> **What is required**: Extract the full listing verbatim and drop any pictures from your copy.

> **Entries supplied**:
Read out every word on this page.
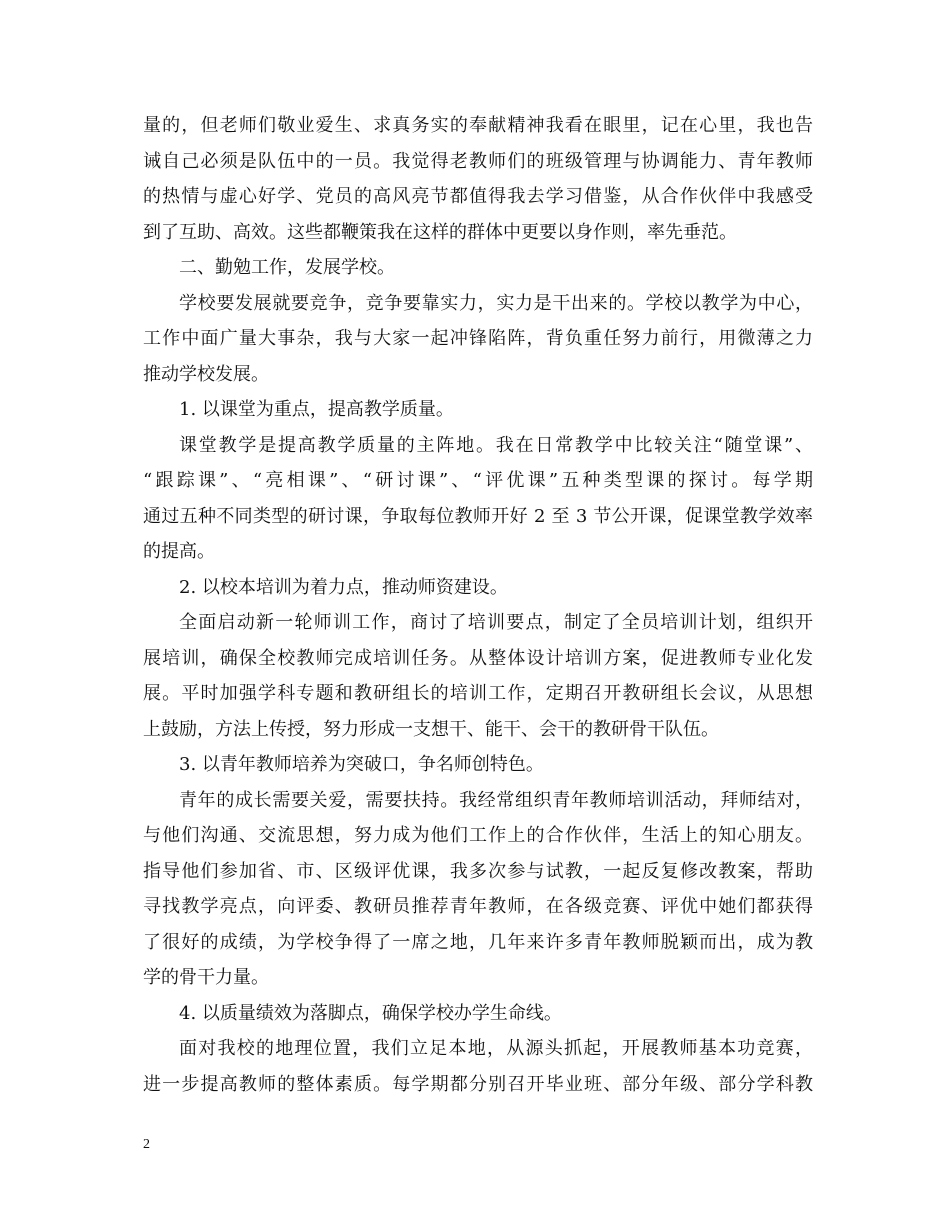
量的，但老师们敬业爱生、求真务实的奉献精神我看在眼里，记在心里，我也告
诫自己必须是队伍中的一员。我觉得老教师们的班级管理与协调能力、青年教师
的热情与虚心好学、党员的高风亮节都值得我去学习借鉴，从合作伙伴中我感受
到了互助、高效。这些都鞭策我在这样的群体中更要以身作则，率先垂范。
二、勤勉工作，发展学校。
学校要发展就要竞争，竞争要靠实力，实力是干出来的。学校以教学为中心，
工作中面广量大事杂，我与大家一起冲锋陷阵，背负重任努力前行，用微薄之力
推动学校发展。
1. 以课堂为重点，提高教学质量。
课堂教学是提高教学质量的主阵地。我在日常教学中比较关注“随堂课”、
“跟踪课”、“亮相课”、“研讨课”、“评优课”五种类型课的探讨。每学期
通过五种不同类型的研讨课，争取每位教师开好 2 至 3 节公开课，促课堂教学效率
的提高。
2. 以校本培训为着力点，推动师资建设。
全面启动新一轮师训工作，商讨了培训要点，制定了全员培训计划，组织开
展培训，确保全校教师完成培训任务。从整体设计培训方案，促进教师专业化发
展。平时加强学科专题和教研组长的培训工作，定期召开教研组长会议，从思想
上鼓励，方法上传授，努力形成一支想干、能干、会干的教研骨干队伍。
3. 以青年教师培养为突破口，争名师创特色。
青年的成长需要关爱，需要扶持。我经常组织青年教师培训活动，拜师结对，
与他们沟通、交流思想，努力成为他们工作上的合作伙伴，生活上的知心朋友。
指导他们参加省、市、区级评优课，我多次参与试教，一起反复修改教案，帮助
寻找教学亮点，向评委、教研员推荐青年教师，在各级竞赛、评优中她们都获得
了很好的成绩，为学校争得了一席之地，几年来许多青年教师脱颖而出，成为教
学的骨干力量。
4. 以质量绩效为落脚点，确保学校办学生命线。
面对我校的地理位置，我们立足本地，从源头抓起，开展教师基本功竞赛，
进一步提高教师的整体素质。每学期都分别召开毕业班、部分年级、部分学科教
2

> **Expected answer**:
Read out every word on this page.
量的，但老师们敬业爱生、求真务实的奉献精神我看在眼里，记在心里，我也告
诫自己必须是队伍中的一员。我觉得老教师们的班级管理与协调能力、青年教师
的热情与虚心好学、党员的高风亮节都值得我去学习借鉴，从合作伙伴中我感受
到了互助、高效。这些都鞭策我在这样的群体中更要以身作则，率先垂范。
二、勤勉工作，发展学校。
学校要发展就要竞争，竞争要靠实力，实力是干出来的。学校以教学为中心，
工作中面广量大事杂，我与大家一起冲锋陷阵，背负重任努力前行，用微薄之力
推动学校发展。
1. 以课堂为重点，提高教学质量。
课堂教学是提高教学质量的主阵地。我在日常教学中比较关注“随堂课”、
“跟踪课”、“亮相课”、“研讨课”、“评优课”五种类型课的探讨。每学期
通过五种不同类型的研讨课，争取每位教师开好 2 至 3 节公开课，促课堂教学效率
的提高。
2. 以校本培训为着力点，推动师资建设。
全面启动新一轮师训工作，商讨了培训要点，制定了全员培训计划，组织开
展培训，确保全校教师完成培训任务。从整体设计培训方案，促进教师专业化发
展。平时加强学科专题和教研组长的培训工作，定期召开教研组长会议，从思想
上鼓励，方法上传授，努力形成一支想干、能干、会干的教研骨干队伍。
3. 以青年教师培养为突破口，争名师创特色。
青年的成长需要关爱，需要扶持。我经常组织青年教师培训活动，拜师结对，
与他们沟通、交流思想，努力成为他们工作上的合作伙伴，生活上的知心朋友。
指导他们参加省、市、区级评优课，我多次参与试教，一起反复修改教案，帮助
寻找教学亮点，向评委、教研员推荐青年教师，在各级竞赛、评优中她们都获得
了很好的成绩，为学校争得了一席之地，几年来许多青年教师脱颖而出，成为教
学的骨干力量。
4. 以质量绩效为落脚点，确保学校办学生命线。
面对我校的地理位置，我们立足本地，从源头抓起，开展教师基本功竞赛，
进一步提高教师的整体素质。每学期都分别召开毕业班、部分年级、部分学科教
2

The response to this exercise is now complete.